Given task.
Restate the records that follow word for word; no pictures should appear.

>> Begin Extracted data

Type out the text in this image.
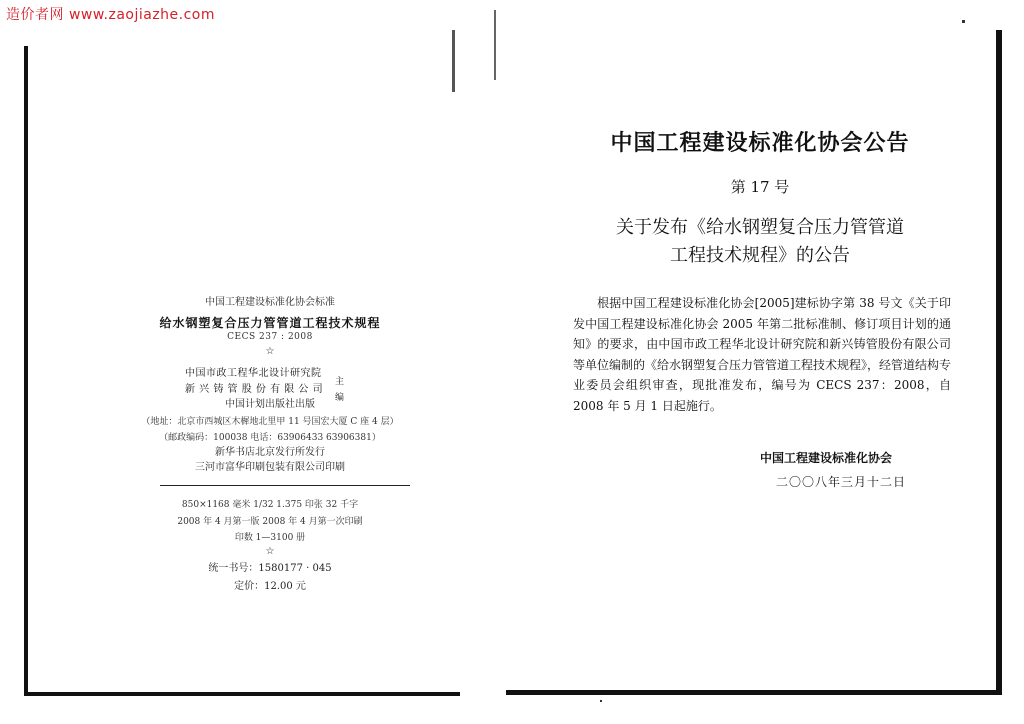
造价者网 www.zaojiazhe.com

中国工程建设标准化协会标准

给水钢塑复合压力管管道工程技术规程

CECS 237 : 2008

☆

中国市政工程华北设计研究院
新 兴 铸 管 股 份 有 限 公 司
主编

中国计划出版社出版

（地址：北京市西城区木樨地北里甲 11 号国宏大厦 C 座 4 层）

（邮政编码：100038 电话：63906433 63906381）

新华书店北京发行所发行

三河市富华印刷包装有限公司印刷

850×1168 毫米 1/32 1.375 印张 32 千字

2008 年 4 月第一版 2008 年 4 月第一次印刷

印数 1—3100 册

☆

统一书号：1580177 · 045

定价：12.00 元

中国工程建设标准化协会公告
第 17 号
关于发布《给水钢塑复合压力管管道
工程技术规程》的公告
根据中国工程建设标准化协会[2005]建标协字第 38 号文《关于印发中国工程建设标准化协会 2005 年第二批标准制、修订项目计划的通知》的要求，由中国市政工程华北设计研究院和新兴铸管股份有限公司等单位编制的《给水钢塑复合压力管管道工程技术规程》，经管道结构专业委员会组织审查，现批准发布，编号为 CECS 237：2008，自 2008 年 5 月 1 日起施行。
中国工程建设标准化协会
二〇〇八年三月十二日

>> End Extracted data

Result.
Type out the text in this image.
造价者网 www.zaojiazhe.com

中国工程建设标准化协会标准

给水钢塑复合压力管管道工程技术规程

CECS 237 : 2008

☆

中国市政工程华北设计研究院
新 兴 铸 管 股 份 有 限 公 司
主编

中国计划出版社出版

（地址：北京市西城区木樨地北里甲 11 号国宏大厦 C 座 4 层）

（邮政编码：100038 电话：63906433 63906381）

新华书店北京发行所发行

三河市富华印刷包装有限公司印刷

850×1168 毫米 1/32 1.375 印张 32 千字

2008 年 4 月第一版 2008 年 4 月第一次印刷

印数 1—3100 册

☆

统一书号：1580177 · 045

定价：12.00 元

中国工程建设标准化协会公告
第 17 号
关于发布《给水钢塑复合压力管管道
工程技术规程》的公告
根据中国工程建设标准化协会[2005]建标协字第 38 号文《关于印发中国工程建设标准化协会 2005 年第二批标准制、修订项目计划的通知》的要求，由中国市政工程华北设计研究院和新兴铸管股份有限公司等单位编制的《给水钢塑复合压力管管道工程技术规程》，经管道结构专业委员会组织审查，现批准发布，编号为 CECS 237：2008，自 2008 年 5 月 1 日起施行。
中国工程建设标准化协会
二〇〇八年三月十二日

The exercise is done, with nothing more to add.